Provided entries:
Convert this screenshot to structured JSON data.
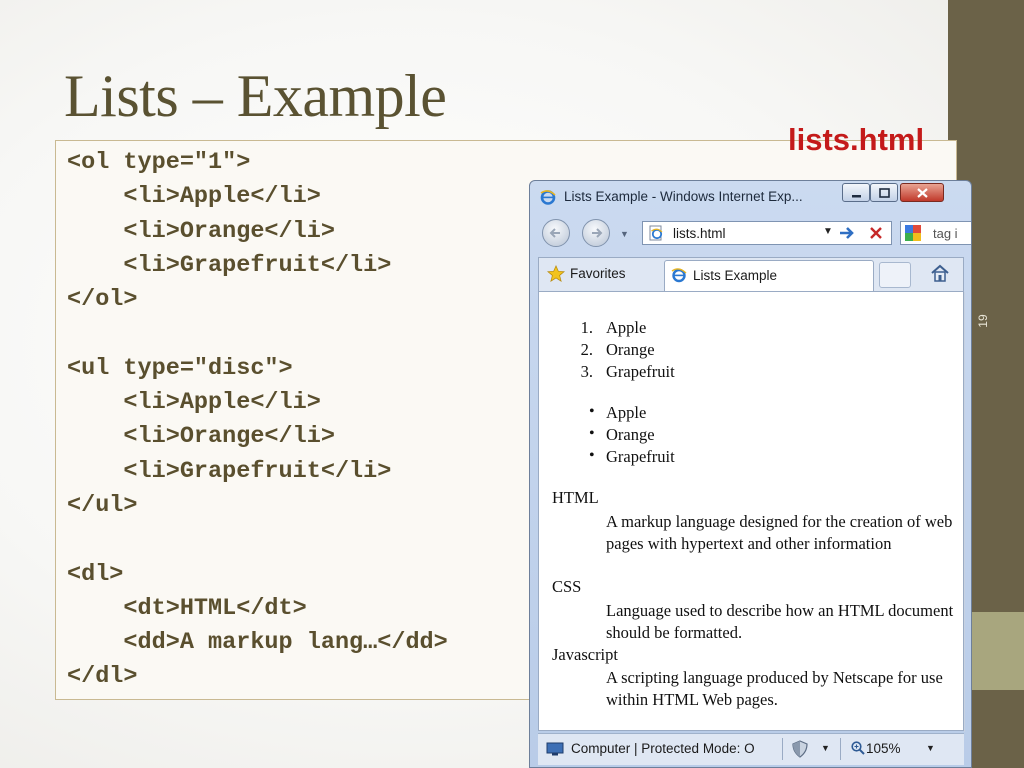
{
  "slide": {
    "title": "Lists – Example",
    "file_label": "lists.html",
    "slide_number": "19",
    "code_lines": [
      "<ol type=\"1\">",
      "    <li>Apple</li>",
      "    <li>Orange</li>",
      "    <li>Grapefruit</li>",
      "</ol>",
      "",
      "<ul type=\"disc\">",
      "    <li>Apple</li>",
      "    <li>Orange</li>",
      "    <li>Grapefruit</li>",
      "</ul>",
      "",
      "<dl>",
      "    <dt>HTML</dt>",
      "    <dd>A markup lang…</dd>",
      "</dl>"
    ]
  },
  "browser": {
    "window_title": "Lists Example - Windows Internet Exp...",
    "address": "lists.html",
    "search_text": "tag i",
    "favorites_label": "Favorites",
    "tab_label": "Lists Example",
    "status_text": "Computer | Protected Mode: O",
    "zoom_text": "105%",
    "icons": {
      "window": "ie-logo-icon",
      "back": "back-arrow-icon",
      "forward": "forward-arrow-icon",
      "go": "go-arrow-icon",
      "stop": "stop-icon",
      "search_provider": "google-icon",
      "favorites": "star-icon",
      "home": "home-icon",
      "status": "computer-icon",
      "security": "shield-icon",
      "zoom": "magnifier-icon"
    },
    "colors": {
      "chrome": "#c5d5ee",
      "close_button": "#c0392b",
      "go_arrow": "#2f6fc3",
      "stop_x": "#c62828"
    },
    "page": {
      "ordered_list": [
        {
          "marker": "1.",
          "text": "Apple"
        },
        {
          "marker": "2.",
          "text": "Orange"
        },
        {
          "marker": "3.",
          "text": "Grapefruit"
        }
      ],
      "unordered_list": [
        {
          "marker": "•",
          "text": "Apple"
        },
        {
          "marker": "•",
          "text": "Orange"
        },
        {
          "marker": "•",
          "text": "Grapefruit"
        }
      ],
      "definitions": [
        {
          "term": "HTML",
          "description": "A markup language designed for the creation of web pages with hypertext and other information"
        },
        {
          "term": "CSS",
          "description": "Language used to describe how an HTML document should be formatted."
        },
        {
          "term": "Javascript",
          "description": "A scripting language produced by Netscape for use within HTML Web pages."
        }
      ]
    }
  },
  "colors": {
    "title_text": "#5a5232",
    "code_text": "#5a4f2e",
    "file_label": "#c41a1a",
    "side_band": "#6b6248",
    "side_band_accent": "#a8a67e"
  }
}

---

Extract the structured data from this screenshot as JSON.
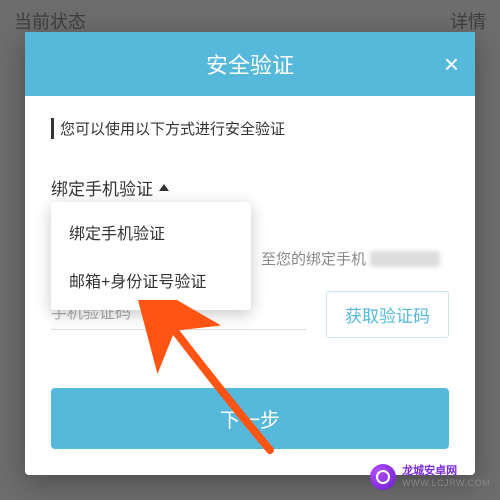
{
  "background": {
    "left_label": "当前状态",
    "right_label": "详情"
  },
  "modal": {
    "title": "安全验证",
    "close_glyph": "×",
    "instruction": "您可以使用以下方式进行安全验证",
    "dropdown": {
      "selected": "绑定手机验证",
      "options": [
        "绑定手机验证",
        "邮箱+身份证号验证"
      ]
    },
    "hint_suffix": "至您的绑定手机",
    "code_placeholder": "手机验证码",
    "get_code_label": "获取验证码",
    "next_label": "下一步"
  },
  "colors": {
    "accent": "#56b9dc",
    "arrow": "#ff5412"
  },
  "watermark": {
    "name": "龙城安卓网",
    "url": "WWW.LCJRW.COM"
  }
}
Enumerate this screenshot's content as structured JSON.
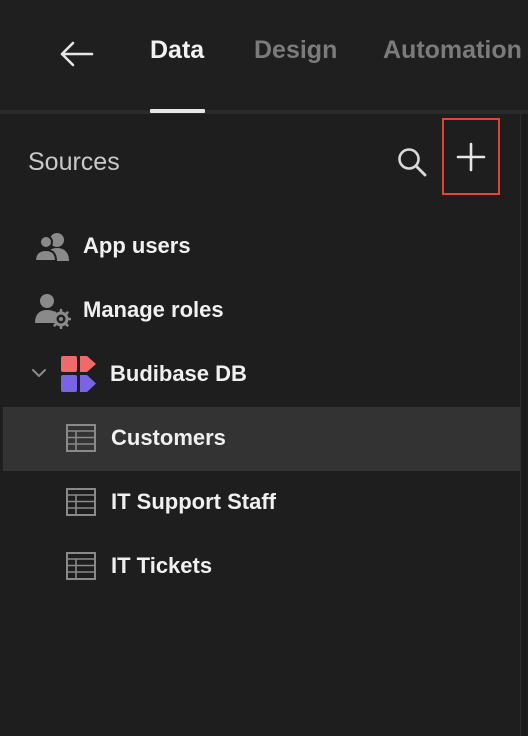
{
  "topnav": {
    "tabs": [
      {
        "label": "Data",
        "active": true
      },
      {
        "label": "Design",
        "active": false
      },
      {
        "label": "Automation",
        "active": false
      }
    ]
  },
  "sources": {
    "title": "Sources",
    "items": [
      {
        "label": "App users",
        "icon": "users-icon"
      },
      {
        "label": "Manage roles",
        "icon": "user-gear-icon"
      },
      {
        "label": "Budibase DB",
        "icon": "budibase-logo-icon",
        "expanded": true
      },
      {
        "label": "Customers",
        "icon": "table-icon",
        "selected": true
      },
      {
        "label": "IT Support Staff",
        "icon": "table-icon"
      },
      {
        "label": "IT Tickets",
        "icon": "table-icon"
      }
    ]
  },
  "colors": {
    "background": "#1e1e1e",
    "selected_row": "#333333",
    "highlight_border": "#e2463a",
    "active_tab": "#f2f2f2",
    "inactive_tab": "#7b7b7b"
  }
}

==

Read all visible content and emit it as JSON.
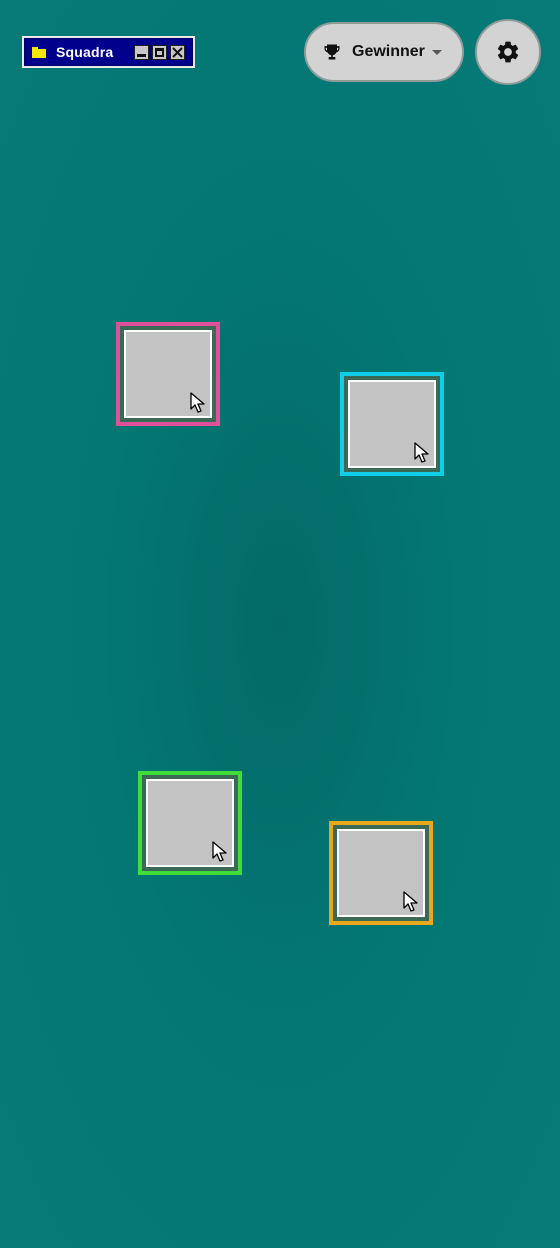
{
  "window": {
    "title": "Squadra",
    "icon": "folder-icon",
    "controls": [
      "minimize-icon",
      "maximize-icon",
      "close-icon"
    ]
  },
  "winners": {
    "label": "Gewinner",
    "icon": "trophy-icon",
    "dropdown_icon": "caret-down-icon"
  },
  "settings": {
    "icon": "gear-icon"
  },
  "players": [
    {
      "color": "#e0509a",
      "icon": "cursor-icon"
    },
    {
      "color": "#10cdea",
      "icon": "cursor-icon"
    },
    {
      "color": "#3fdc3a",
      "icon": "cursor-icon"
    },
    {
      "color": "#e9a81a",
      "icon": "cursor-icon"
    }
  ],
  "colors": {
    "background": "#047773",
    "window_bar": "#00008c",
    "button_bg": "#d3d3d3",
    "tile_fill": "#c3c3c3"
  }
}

Work to complete:
Within the records, how many lines include "screenshot"? The answer is the number and nothing else.

Task result:
3